- [PROBLEM]: Filter this material down to the lines that hold "true", copying each one.

Dataset records:
----
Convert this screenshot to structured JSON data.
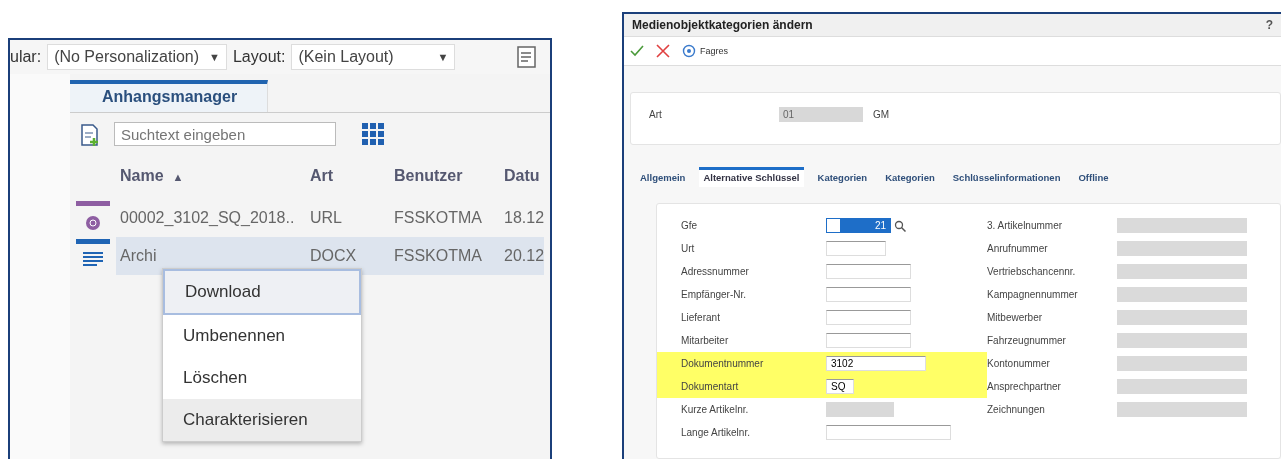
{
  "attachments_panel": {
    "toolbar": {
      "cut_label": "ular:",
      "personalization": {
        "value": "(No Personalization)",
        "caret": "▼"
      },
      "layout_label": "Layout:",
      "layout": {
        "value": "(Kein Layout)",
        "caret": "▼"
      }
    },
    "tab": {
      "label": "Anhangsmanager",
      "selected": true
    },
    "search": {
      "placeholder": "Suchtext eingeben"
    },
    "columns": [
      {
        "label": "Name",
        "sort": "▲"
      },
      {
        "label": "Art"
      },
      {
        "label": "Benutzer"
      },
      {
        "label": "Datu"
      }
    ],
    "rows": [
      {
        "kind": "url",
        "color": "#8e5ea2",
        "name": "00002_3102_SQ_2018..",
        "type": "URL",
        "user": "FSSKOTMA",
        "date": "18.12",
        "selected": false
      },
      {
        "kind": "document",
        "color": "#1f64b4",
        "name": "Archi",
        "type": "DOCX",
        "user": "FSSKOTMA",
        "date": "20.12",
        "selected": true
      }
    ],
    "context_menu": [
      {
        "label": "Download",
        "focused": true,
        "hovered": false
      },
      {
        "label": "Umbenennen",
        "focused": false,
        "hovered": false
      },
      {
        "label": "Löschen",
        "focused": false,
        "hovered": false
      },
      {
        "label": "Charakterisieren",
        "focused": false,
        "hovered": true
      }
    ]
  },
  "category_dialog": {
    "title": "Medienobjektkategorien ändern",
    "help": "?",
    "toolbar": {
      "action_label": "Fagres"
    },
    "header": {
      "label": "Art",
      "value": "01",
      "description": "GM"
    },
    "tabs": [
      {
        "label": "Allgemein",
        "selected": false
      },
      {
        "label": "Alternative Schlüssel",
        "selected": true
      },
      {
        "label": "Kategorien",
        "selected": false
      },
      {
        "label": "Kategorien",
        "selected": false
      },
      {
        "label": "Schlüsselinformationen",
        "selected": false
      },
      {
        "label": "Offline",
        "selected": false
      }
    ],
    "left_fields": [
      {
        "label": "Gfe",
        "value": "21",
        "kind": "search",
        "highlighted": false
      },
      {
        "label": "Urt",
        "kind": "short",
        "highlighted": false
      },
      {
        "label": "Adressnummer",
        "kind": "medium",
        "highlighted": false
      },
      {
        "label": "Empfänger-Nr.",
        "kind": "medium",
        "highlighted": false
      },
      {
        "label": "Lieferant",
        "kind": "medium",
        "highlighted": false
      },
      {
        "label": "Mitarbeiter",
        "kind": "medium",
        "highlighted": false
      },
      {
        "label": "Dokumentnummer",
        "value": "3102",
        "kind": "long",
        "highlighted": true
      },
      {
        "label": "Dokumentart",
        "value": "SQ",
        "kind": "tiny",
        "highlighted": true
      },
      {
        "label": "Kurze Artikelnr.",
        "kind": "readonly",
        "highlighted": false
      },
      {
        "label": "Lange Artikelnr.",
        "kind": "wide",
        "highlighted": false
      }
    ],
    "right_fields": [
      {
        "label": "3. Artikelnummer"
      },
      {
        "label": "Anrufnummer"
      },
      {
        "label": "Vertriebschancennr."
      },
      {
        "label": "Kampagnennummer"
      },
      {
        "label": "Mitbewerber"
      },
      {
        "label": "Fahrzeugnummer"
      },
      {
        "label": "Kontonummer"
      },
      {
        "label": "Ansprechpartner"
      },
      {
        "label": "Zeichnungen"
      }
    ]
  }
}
----
- [SOLUTION TO THE PROBLEM]:
      "selected": true
        "selected": true
        "focused": true,
        "hovered": true
        "selected": true
        "highlighted": true
        "highlighted": true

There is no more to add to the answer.